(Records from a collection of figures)
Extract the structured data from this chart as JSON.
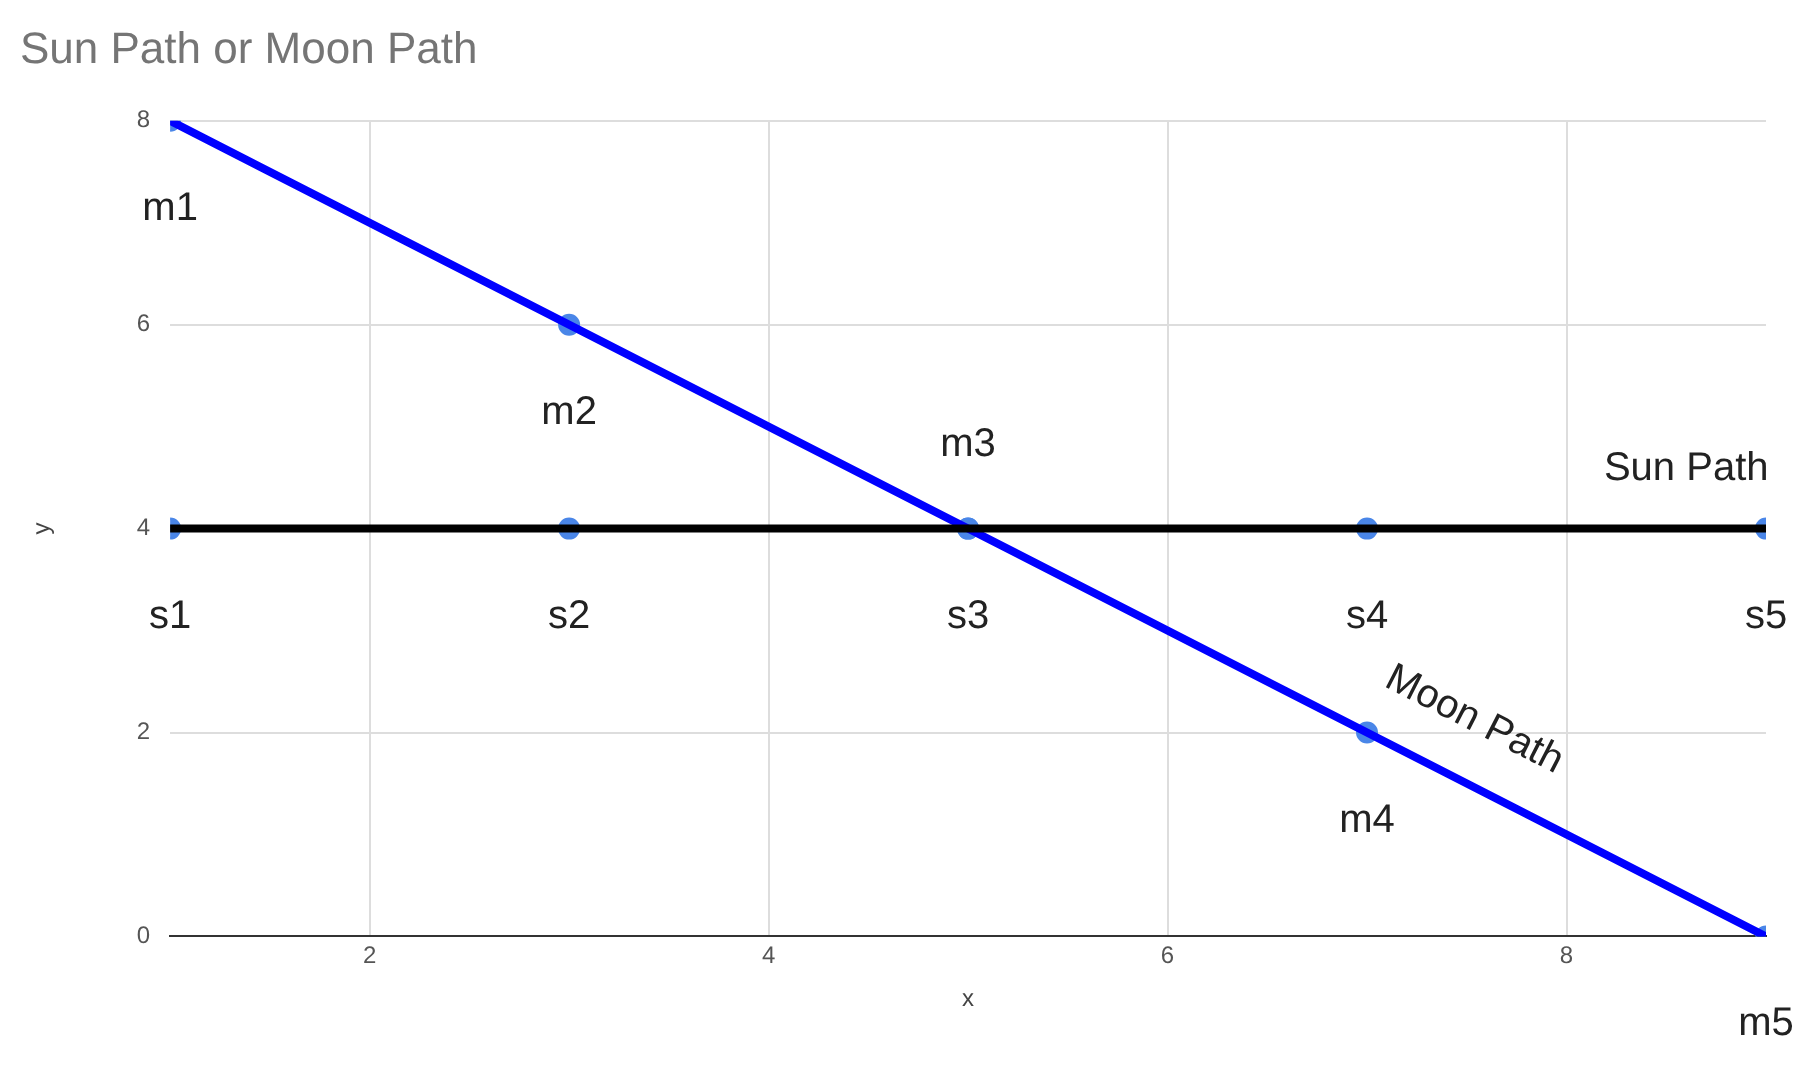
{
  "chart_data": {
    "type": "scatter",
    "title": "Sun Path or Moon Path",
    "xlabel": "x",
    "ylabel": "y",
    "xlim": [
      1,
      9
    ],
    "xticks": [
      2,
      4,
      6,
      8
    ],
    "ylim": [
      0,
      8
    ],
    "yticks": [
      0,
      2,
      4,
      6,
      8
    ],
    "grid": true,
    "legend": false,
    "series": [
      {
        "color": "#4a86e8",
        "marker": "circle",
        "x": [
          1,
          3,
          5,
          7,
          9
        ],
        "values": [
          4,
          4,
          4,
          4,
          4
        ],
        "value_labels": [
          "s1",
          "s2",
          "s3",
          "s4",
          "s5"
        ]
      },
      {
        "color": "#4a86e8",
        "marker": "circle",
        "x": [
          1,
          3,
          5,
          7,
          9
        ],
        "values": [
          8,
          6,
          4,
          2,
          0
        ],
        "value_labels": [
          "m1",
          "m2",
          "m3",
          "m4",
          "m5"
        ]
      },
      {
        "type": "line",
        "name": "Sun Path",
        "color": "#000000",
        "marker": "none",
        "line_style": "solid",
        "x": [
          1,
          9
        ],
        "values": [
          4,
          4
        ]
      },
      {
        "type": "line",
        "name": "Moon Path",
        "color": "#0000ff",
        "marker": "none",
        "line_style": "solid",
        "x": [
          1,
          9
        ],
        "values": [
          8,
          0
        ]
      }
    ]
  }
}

> Work required: Above are the records. Identify each line that contains the word "color".

> Answer to this exercise:
        "color": "#4a86e8",
        "color": "#4a86e8",
        "color": "#000000",
        "color": "#0000ff",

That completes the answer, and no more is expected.